Written problem ▸
From the material below, list every line containing "Закупка".

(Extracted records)
## Start

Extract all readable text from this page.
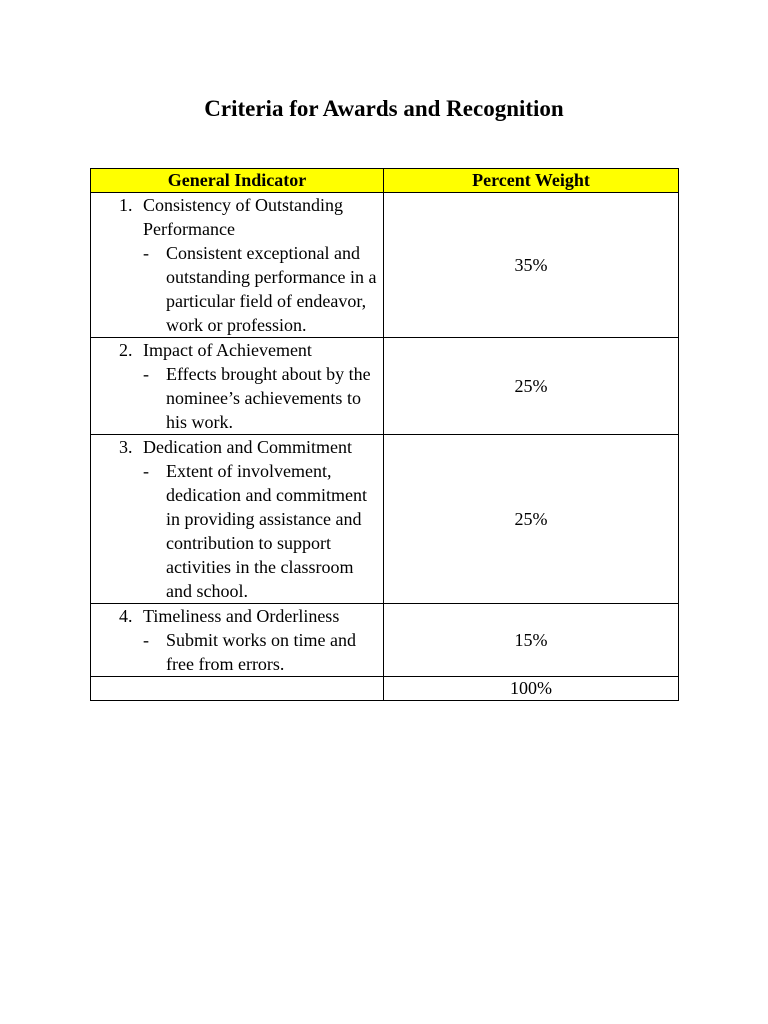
Criteria for Awards and Recognition
General Indicator	Percent Weight

1. Consistency of Outstanding Performance
- Consistent exceptional and outstanding performance in a particular field of endeavor, work or profession.	35%

2. Impact of Achievement
- Effects brought about by the nominee’s achievements to his work.	25%

3. Dedication and Commitment
- Extent of involvement, dedication and commitment in providing assistance and contribution to support activities in the classroom and school.	25%

4. Timeliness and Orderliness
- Submit works on time and free from errors.	15%
	100%
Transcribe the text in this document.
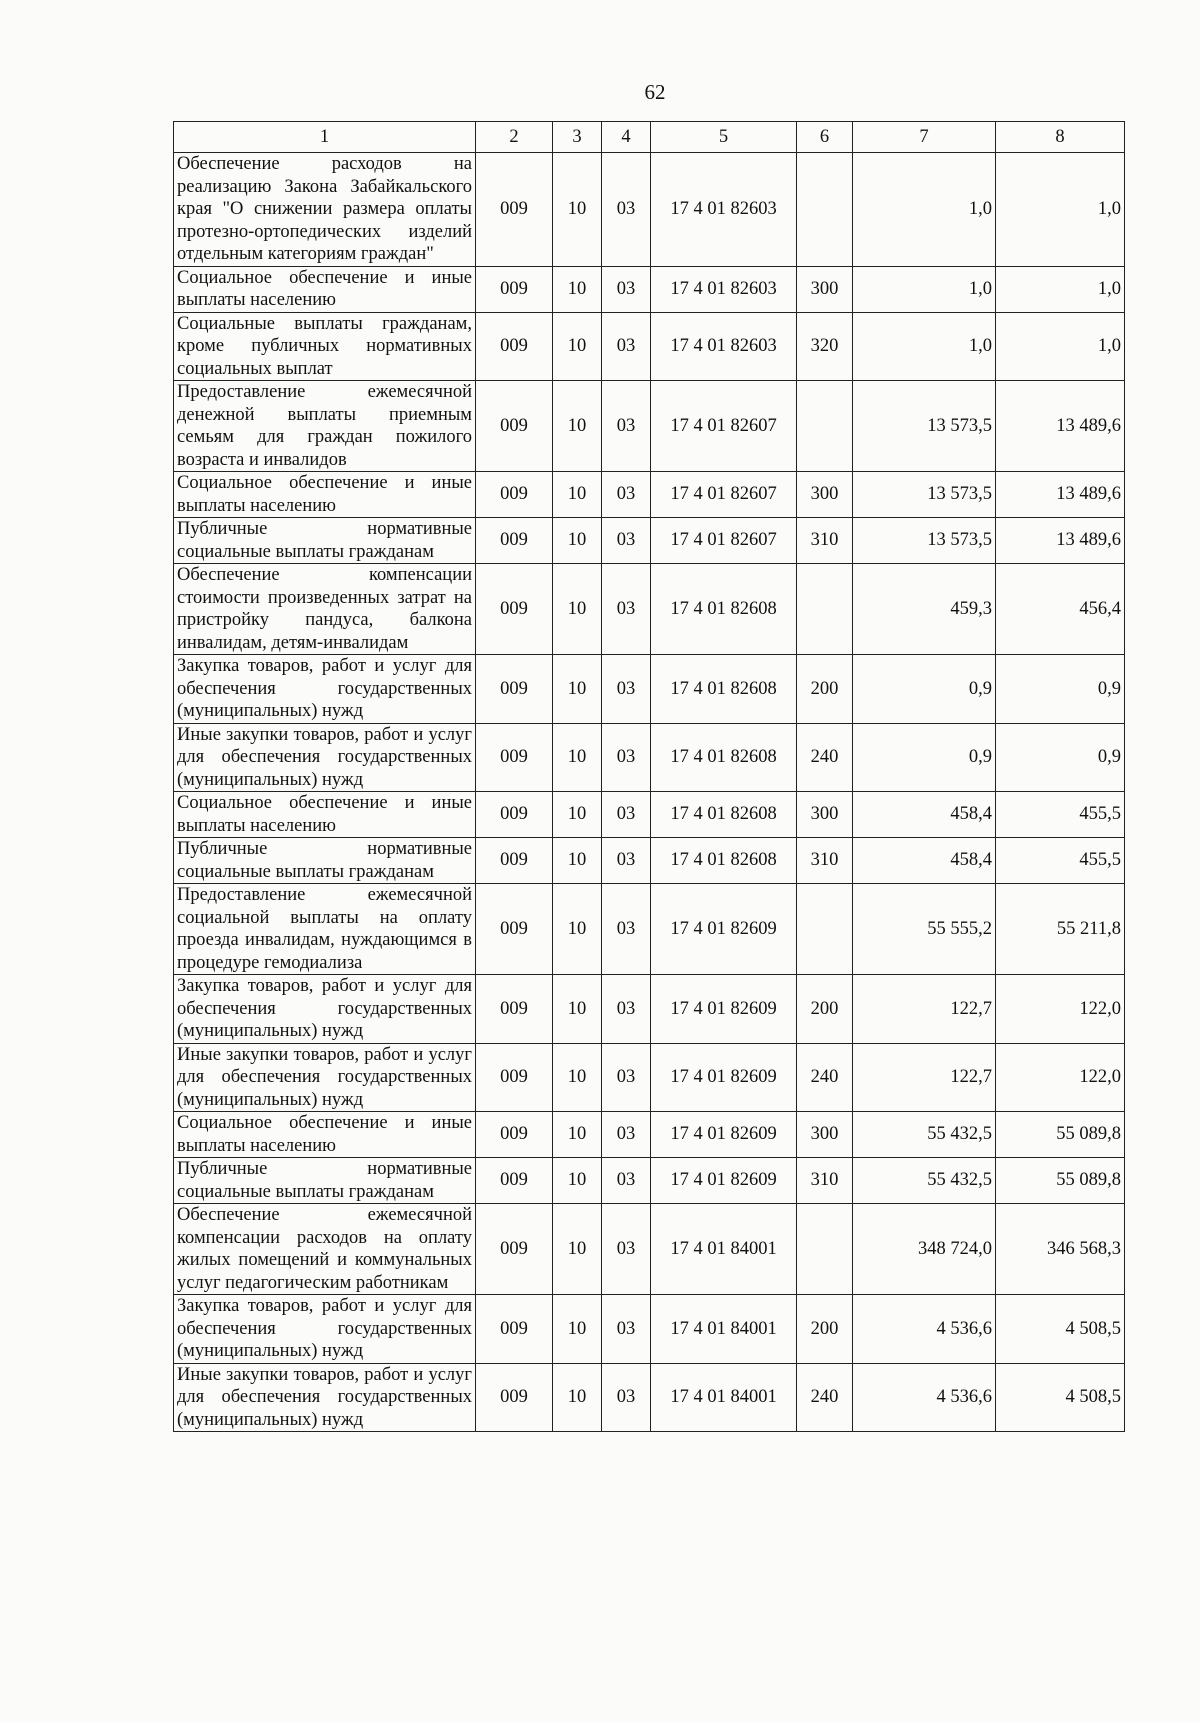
62
1	2	3	4	5	6	7	8
Обеспечение расходов на реализацию Закона Забайкальского края "О снижении размера оплаты протезно-ортопедических изделий отдельным категориям граждан"	009	10	03	17 4 01 82603		1,0	1,0
Социальное обеспечение и иные выплаты населению	009	10	03	17 4 01 82603	300	1,0	1,0
Социальные выплаты гражданам, кроме публичных нормативных социальных выплат	009	10	03	17 4 01 82603	320	1,0	1,0
Предоставление ежемесячной денежной выплаты приемным семьям для граждан пожилого возраста и инвалидов	009	10	03	17 4 01 82607		13 573,5	13 489,6
Социальное обеспечение и иные выплаты населению	009	10	03	17 4 01 82607	300	13 573,5	13 489,6
Публичные нормативные социальные выплаты гражданам	009	10	03	17 4 01 82607	310	13 573,5	13 489,6
Обеспечение компенсации стоимости произведенных затрат на пристройку пандуса, балкона инвалидам, детям-инвалидам	009	10	03	17 4 01 82608		459,3	456,4
Закупка товаров, работ и услуг для обеспечения государственных (муниципальных) нужд	009	10	03	17 4 01 82608	200	0,9	0,9
Иные закупки товаров, работ и услуг для обеспечения государственных (муниципальных) нужд	009	10	03	17 4 01 82608	240	0,9	0,9
Социальное обеспечение и иные выплаты населению	009	10	03	17 4 01 82608	300	458,4	455,5
Публичные нормативные социальные выплаты гражданам	009	10	03	17 4 01 82608	310	458,4	455,5
Предоставление ежемесячной социальной выплаты на оплату проезда инвалидам, нуждающимся в процедуре гемодиализа	009	10	03	17 4 01 82609		55 555,2	55 211,8
Закупка товаров, работ и услуг для обеспечения государственных (муниципальных) нужд	009	10	03	17 4 01 82609	200	122,7	122,0
Иные закупки товаров, работ и услуг для обеспечения государственных (муниципальных) нужд	009	10	03	17 4 01 82609	240	122,7	122,0
Социальное обеспечение и иные выплаты населению	009	10	03	17 4 01 82609	300	55 432,5	55 089,8
Публичные нормативные социальные выплаты гражданам	009	10	03	17 4 01 82609	310	55 432,5	55 089,8
Обеспечение ежемесячной компенсации расходов на оплату жилых помещений и коммунальных услуг педагогическим работникам	009	10	03	17 4 01 84001		348 724,0	346 568,3
Закупка товаров, работ и услуг для обеспечения государственных (муниципальных) нужд	009	10	03	17 4 01 84001	200	4 536,6	4 508,5
Иные закупки товаров, работ и услуг для обеспечения государственных (муниципальных) нужд	009	10	03	17 4 01 84001	240	4 536,6	4 508,5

## End

Answer to this problem ▸
Закупка товаров, работ и услуг для обеспечения государственных (муниципальных) нужд	009	10	03	17 4 01 82608	200	0,9	0,9
Закупка товаров, работ и услуг для обеспечения государственных (муниципальных) нужд	009	10	03	17 4 01 82609	200	122,7	122,0
Закупка товаров, работ и услуг для обеспечения государственных (муниципальных) нужд	009	10	03	17 4 01 84001	200	4 536,6	4 508,5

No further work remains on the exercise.